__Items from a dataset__
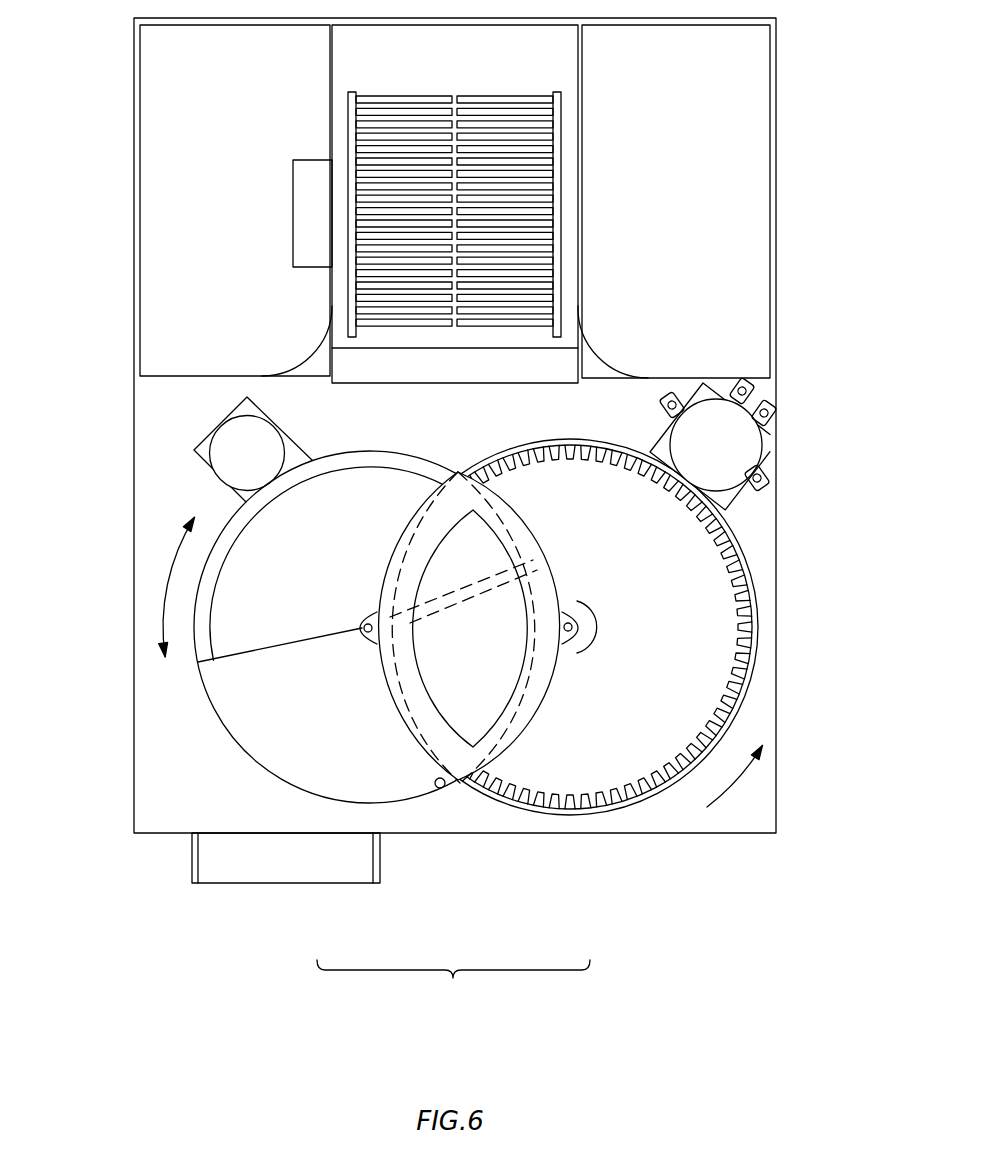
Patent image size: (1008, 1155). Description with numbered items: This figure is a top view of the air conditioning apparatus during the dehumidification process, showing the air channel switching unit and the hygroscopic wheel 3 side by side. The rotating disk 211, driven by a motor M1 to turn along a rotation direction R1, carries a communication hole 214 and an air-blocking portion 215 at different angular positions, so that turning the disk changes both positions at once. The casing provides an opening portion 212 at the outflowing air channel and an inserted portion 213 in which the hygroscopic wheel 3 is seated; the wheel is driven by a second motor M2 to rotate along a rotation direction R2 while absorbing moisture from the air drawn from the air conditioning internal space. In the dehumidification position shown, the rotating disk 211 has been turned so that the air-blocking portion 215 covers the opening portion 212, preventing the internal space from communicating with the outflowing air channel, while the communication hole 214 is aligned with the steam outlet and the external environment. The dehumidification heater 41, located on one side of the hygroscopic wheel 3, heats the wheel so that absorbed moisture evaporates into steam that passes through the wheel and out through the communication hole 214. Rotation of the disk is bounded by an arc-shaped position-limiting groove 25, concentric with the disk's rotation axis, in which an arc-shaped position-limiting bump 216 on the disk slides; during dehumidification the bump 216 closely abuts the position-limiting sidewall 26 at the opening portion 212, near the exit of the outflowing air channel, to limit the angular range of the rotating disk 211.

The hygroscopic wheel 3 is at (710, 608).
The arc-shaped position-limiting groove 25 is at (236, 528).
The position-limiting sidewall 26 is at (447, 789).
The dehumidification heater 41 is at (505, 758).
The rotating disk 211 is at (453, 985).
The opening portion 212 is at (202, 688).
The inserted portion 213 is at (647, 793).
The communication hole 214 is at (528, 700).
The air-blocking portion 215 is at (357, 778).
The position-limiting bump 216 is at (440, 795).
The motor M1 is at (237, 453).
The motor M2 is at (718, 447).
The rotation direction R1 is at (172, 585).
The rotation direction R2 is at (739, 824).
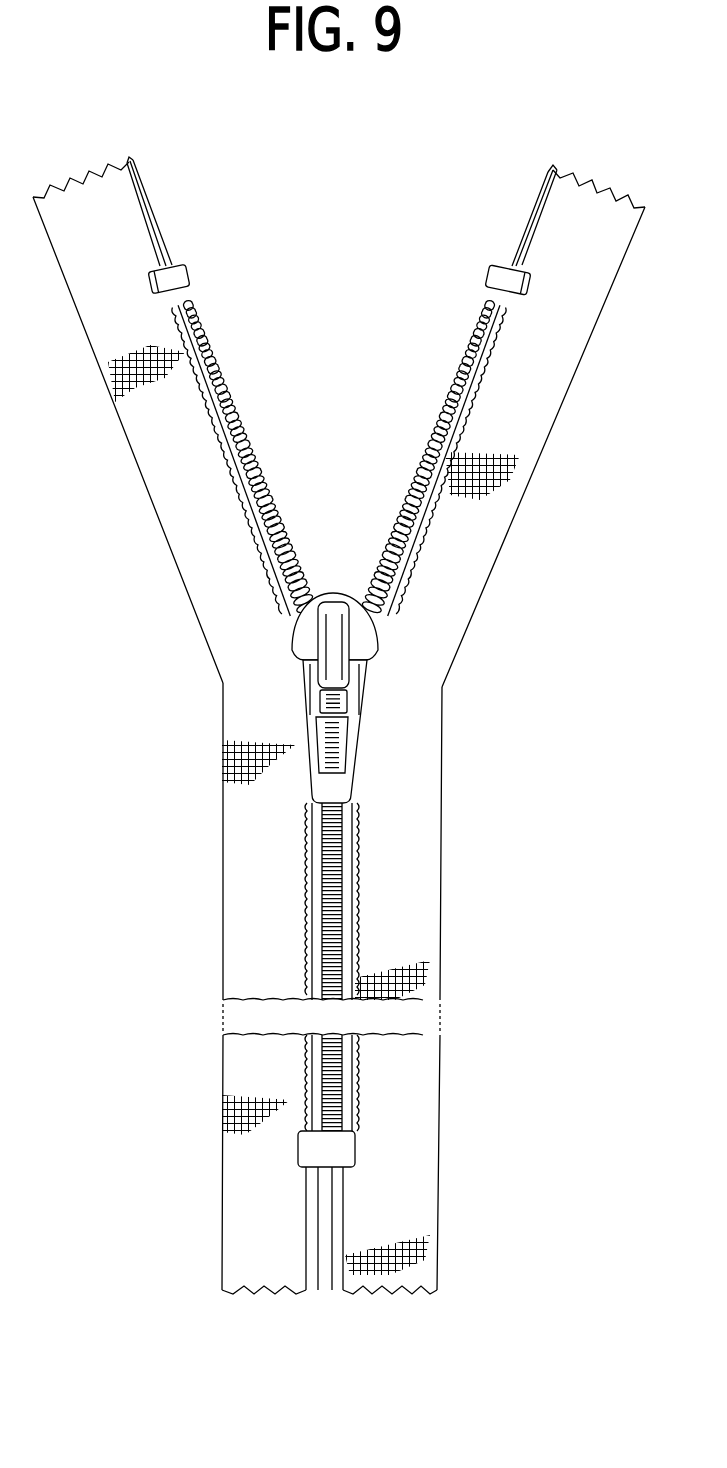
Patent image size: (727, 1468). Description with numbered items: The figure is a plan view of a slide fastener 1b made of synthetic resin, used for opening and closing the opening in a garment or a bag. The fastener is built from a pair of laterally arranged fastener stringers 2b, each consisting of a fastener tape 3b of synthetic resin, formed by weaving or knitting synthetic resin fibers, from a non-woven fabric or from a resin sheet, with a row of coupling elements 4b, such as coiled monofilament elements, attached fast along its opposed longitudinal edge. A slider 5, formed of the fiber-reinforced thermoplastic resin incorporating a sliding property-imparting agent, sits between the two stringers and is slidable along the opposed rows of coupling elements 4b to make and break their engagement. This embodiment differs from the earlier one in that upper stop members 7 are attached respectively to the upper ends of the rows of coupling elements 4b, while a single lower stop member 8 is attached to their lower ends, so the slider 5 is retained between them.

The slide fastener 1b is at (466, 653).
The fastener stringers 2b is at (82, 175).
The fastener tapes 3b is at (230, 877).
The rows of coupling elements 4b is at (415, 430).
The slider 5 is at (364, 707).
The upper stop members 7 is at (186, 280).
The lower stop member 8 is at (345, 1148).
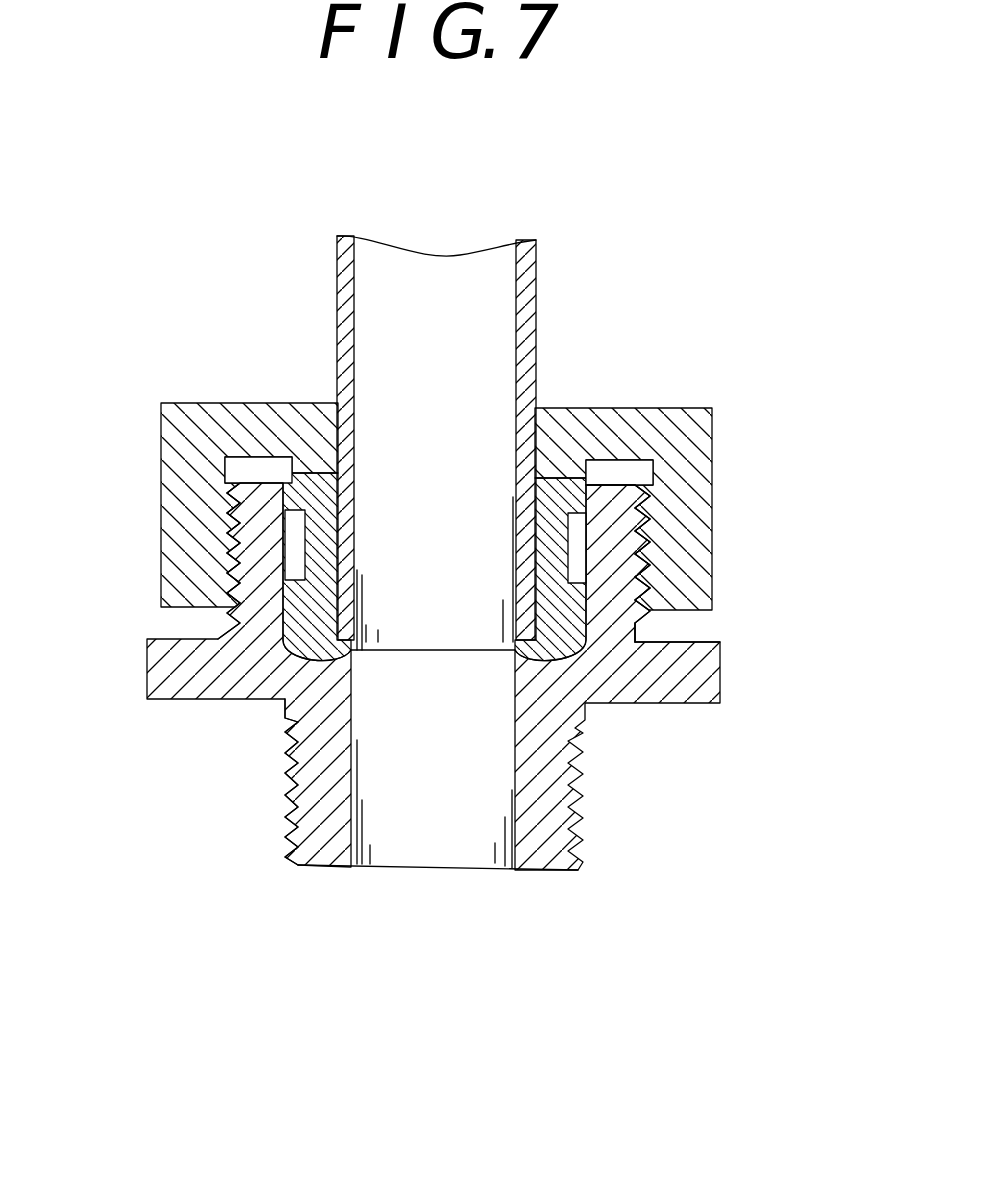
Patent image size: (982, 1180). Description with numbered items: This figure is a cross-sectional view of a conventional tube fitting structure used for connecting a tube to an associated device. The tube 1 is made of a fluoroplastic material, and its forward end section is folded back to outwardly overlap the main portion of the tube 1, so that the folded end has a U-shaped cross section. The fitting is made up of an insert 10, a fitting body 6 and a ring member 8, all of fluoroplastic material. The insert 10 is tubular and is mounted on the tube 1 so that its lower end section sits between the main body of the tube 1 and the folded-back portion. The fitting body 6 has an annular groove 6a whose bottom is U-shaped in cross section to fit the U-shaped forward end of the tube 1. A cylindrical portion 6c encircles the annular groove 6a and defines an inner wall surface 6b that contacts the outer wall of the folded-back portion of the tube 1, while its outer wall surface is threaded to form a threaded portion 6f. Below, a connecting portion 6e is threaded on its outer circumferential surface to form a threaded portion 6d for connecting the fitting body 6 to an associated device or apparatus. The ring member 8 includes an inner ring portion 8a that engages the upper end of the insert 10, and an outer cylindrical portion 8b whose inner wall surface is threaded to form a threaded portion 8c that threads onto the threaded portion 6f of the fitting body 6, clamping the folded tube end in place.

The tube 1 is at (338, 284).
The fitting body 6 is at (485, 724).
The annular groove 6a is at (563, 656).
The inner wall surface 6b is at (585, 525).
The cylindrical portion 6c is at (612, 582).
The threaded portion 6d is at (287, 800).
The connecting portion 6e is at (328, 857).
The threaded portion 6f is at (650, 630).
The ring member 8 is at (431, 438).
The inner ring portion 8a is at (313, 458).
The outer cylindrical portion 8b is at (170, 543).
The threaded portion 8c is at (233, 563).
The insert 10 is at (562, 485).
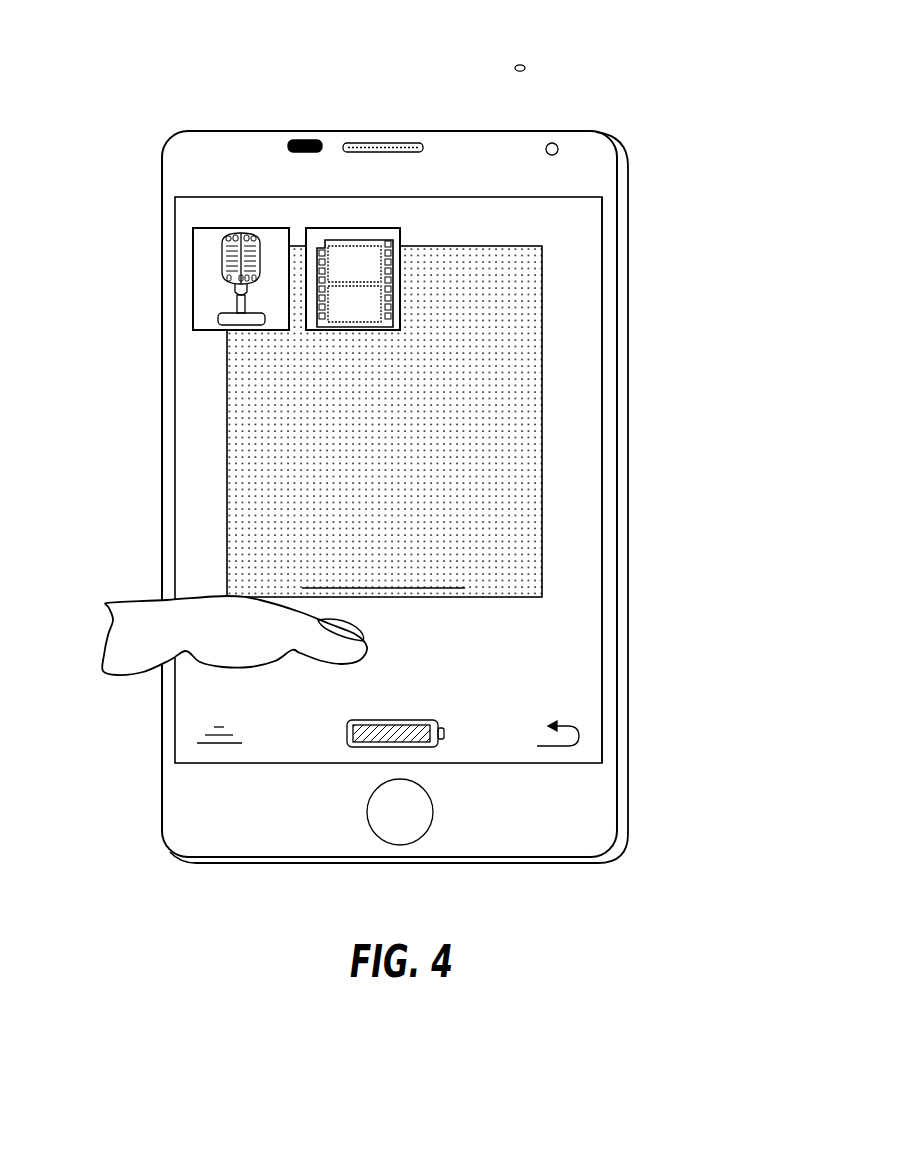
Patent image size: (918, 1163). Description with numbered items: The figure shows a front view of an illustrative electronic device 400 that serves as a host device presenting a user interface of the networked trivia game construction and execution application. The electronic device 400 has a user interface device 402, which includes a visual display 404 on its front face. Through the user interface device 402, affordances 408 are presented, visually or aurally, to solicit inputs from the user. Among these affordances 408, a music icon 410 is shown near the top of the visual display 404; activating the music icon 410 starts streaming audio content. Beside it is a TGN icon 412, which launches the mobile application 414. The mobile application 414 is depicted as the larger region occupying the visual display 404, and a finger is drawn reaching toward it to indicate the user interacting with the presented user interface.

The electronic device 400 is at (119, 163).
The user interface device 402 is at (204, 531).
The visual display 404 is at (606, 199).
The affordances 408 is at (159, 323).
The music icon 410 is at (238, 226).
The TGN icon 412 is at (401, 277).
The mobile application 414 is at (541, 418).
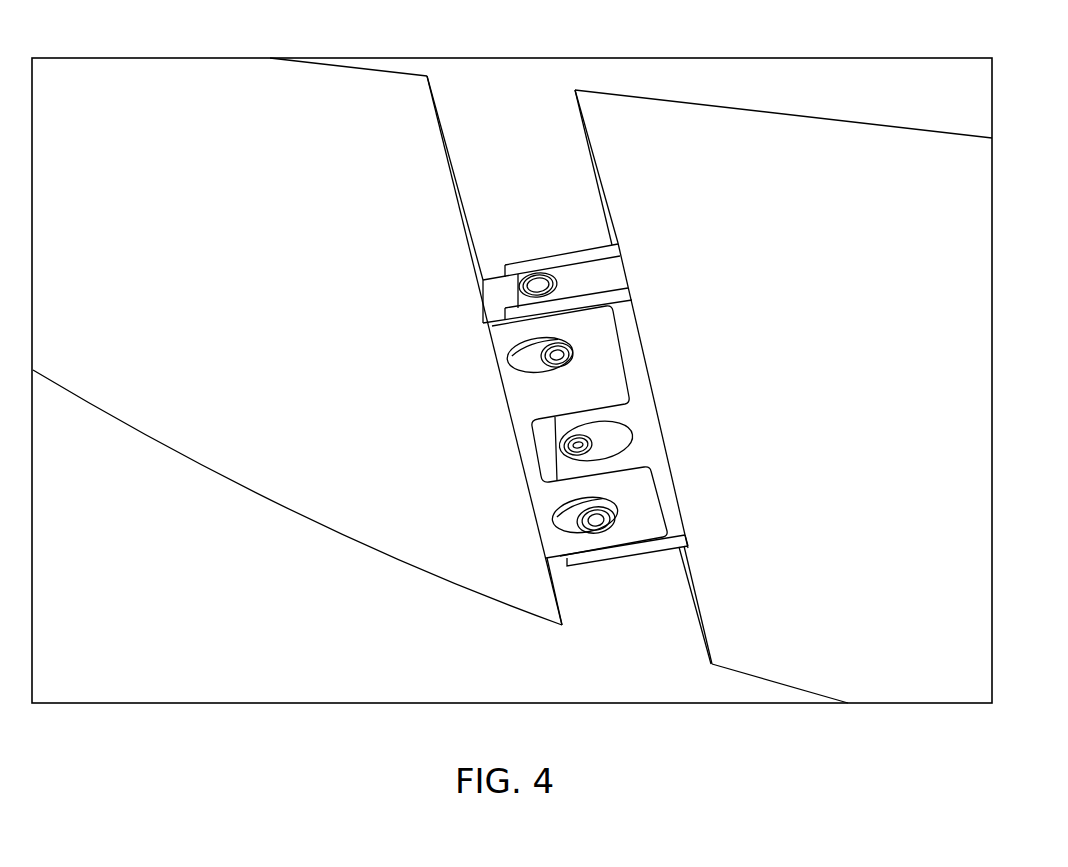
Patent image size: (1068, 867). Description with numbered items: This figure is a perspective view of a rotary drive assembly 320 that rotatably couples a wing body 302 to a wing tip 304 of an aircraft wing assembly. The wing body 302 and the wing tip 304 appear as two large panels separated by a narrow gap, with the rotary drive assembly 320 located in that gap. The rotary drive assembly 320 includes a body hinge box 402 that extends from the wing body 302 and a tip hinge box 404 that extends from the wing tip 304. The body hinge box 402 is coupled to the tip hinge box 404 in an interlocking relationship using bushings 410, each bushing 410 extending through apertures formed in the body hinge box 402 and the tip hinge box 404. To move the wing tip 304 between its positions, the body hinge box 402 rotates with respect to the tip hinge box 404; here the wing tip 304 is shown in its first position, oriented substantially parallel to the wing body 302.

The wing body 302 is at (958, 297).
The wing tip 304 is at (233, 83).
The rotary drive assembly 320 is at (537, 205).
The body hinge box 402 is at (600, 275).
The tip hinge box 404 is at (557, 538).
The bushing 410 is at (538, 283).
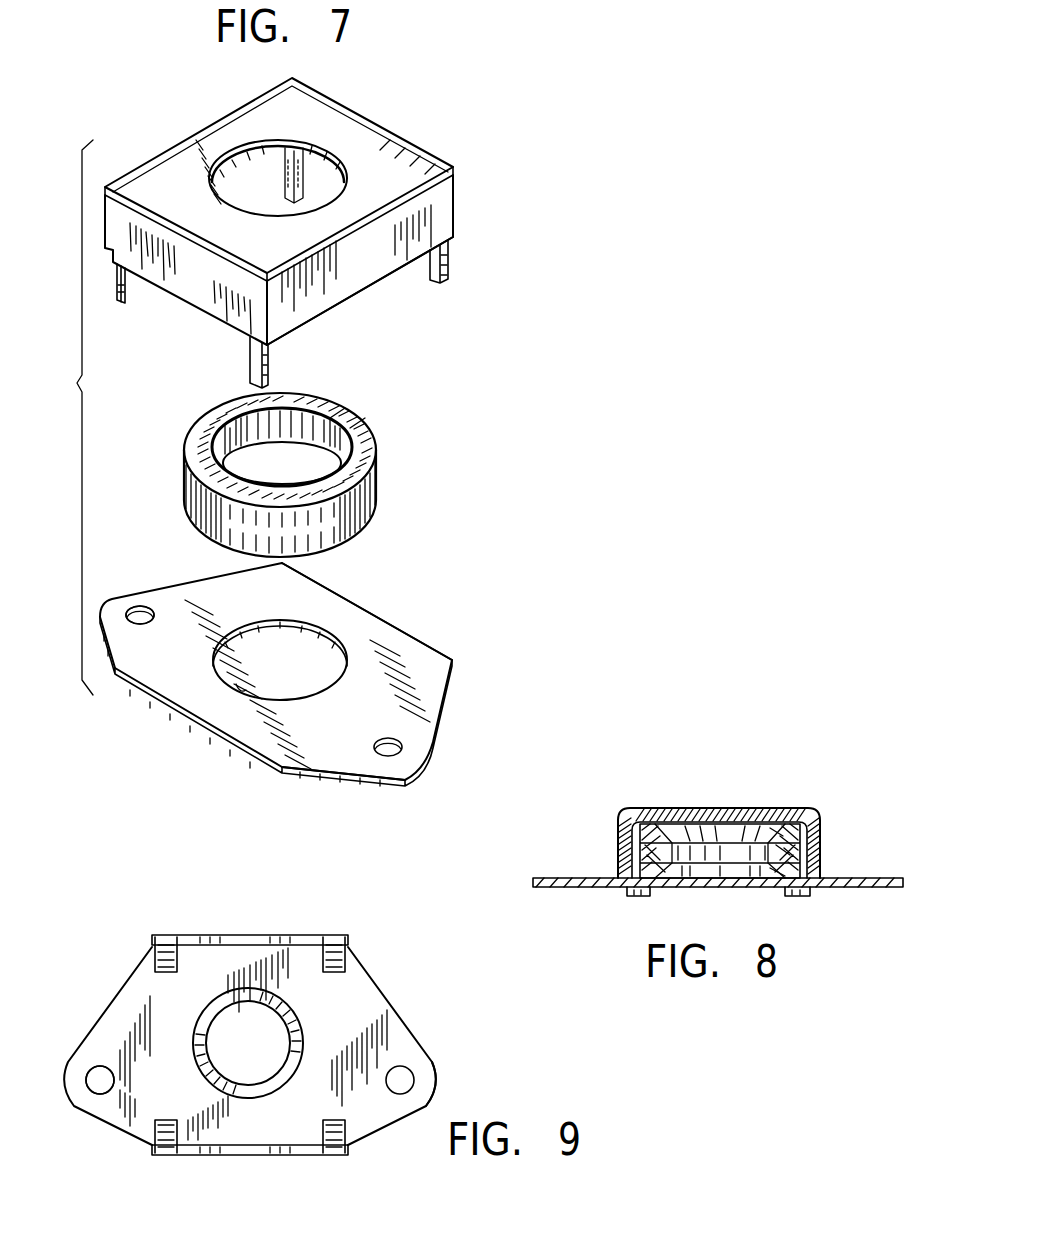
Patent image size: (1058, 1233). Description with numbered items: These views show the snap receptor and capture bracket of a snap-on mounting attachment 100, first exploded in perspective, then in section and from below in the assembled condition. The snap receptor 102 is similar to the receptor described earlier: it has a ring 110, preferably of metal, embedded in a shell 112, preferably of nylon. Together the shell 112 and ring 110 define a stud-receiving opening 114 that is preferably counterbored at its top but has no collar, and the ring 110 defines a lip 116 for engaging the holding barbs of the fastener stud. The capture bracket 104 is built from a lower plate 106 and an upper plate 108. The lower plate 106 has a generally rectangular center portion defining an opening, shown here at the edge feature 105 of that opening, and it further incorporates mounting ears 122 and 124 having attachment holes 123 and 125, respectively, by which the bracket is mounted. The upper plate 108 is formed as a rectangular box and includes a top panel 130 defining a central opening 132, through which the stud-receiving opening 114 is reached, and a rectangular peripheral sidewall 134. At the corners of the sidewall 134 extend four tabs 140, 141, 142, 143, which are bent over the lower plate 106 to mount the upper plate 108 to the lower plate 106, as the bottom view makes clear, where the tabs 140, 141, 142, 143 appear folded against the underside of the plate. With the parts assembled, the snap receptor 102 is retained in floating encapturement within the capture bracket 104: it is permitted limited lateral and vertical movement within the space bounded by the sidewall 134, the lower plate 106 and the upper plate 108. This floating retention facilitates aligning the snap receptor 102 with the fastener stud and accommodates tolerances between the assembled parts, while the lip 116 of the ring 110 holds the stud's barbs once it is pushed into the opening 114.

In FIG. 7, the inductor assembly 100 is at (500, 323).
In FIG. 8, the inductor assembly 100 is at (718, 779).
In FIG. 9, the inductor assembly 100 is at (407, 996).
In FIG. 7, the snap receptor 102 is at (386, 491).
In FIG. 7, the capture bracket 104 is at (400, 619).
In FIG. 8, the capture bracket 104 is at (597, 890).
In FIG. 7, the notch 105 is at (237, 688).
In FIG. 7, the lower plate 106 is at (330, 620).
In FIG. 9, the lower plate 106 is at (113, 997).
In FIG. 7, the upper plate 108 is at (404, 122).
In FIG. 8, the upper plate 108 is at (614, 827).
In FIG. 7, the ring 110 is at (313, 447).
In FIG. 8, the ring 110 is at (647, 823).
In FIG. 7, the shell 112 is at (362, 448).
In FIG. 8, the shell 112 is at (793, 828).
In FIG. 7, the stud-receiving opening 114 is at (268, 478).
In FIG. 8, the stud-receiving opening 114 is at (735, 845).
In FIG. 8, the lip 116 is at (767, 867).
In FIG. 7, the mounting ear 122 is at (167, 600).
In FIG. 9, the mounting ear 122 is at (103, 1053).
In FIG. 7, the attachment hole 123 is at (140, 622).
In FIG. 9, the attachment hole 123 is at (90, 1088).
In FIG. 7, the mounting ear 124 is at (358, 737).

__What the task asks__
Can you arrange every line of the material above, from the line containing "Patent image size: (918, 1163)." down to the line containing "The mobile application 414 is at (541, 418).", as a JSON list of strings with one string per line and blank lines left out?

__Exercise solution__
[
  "Patent image size: (918, 1163). Description with numbered items: The figure shows a front view of an illustrative electronic device 400 that serves as a host device presenting a user interface of the networked trivia game construction and execution application. The electronic device 400 has a user interface device 402, which includes a visual display 404 on its front face. Through the user interface device 402, affordances 408 are presented, visually or aurally, to solicit inputs from the user. Among these affordances 408, a music icon 410 is shown near the top of the visual display 404; activating the music icon 410 starts streaming audio content. Beside it is a TGN icon 412, which launches the mobile application 414. The mobile application 414 is depicted as the larger region occupying the visual display 404, and a finger is drawn reaching toward it to indicate the user interacting with the presented user interface.",
  "The electronic device 400 is at (119, 163).",
  "The user interface device 402 is at (204, 531).",
  "The visual display 404 is at (606, 199).",
  "The affordances 408 is at (159, 323).",
  "The music icon 410 is at (238, 226).",
  "The TGN icon 412 is at (401, 277).",
  "The mobile application 414 is at (541, 418)."
]